BEGIN RECORD EXCERPTS

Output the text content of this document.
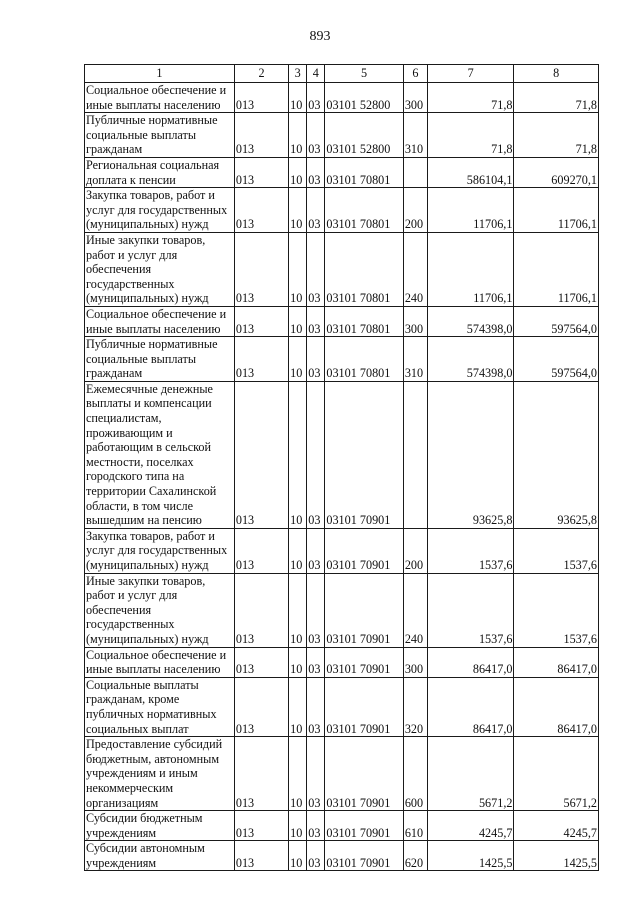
893
1	2	3	4	5	6	7	8
Социальное обеспечение и иные выплаты населению	013	10	03	03101 52800	300	71,8	71,8
Публичные нормативные социальные выплаты гражданам	013	10	03	03101 52800	310	71,8	71,8
Региональная социальная доплата к пенсии	013	10	03	03101 70801		586104,1	609270,1
Закупка товаров, работ и услуг для государственных (муниципальных) нужд	013	10	03	03101 70801	200	11706,1	11706,1
Иные закупки товаров, работ и услуг для обеспечения государственных (муниципальных) нужд	013	10	03	03101 70801	240	11706,1	11706,1
Социальное обеспечение и иные выплаты населению	013	10	03	03101 70801	300	574398,0	597564,0
Публичные нормативные социальные выплаты гражданам	013	10	03	03101 70801	310	574398,0	597564,0
Ежемесячные денежные выплаты и компенсации специалистам, проживающим и работающим в сельской местности, поселках городского типа на территории Сахалинской области, в том числе вышедшим на пенсию	013	10	03	03101 70901		93625,8	93625,8
Закупка товаров, работ и услуг для государственных (муниципальных) нужд	013	10	03	03101 70901	200	1537,6	1537,6
Иные закупки товаров, работ и услуг для обеспечения государственных (муниципальных) нужд	013	10	03	03101 70901	240	1537,6	1537,6
Социальное обеспечение и иные выплаты населению	013	10	03	03101 70901	300	86417,0	86417,0
Социальные выплаты гражданам, кроме публичных нормативных социальных выплат	013	10	03	03101 70901	320	86417,0	86417,0
Предоставление субсидий бюджетным, автономным учреждениям и иным некоммерческим организациям	013	10	03	03101 70901	600	5671,2	5671,2
Субсидии бюджетным учреждениям	013	10	03	03101 70901	610	4245,7	4245,7
Субсидии автономным учреждениям	013	10	03	03101 70901	620	1425,5	1425,5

END RECORD EXCERPTS

# TO DO
Restate the listing above word for word, and skip the pictures.

# OUTPUT
Output the text content of this document.
893
1	2	3	4	5	6	7	8
Социальное обеспечение и иные выплаты населению	013	10	03	03101 52800	300	71,8	71,8
Публичные нормативные социальные выплаты гражданам	013	10	03	03101 52800	310	71,8	71,8
Региональная социальная доплата к пенсии	013	10	03	03101 70801		586104,1	609270,1
Закупка товаров, работ и услуг для государственных (муниципальных) нужд	013	10	03	03101 70801	200	11706,1	11706,1
Иные закупки товаров, работ и услуг для обеспечения государственных (муниципальных) нужд	013	10	03	03101 70801	240	11706,1	11706,1
Социальное обеспечение и иные выплаты населению	013	10	03	03101 70801	300	574398,0	597564,0
Публичные нормативные социальные выплаты гражданам	013	10	03	03101 70801	310	574398,0	597564,0
Ежемесячные денежные выплаты и компенсации специалистам, проживающим и работающим в сельской местности, поселках городского типа на территории Сахалинской области, в том числе вышедшим на пенсию	013	10	03	03101 70901		93625,8	93625,8
Закупка товаров, работ и услуг для государственных (муниципальных) нужд	013	10	03	03101 70901	200	1537,6	1537,6
Иные закупки товаров, работ и услуг для обеспечения государственных (муниципальных) нужд	013	10	03	03101 70901	240	1537,6	1537,6
Социальное обеспечение и иные выплаты населению	013	10	03	03101 70901	300	86417,0	86417,0
Социальные выплаты гражданам, кроме публичных нормативных социальных выплат	013	10	03	03101 70901	320	86417,0	86417,0
Предоставление субсидий бюджетным, автономным учреждениям и иным некоммерческим организациям	013	10	03	03101 70901	600	5671,2	5671,2
Субсидии бюджетным учреждениям	013	10	03	03101 70901	610	4245,7	4245,7
Субсидии автономным учреждениям	013	10	03	03101 70901	620	1425,5	1425,5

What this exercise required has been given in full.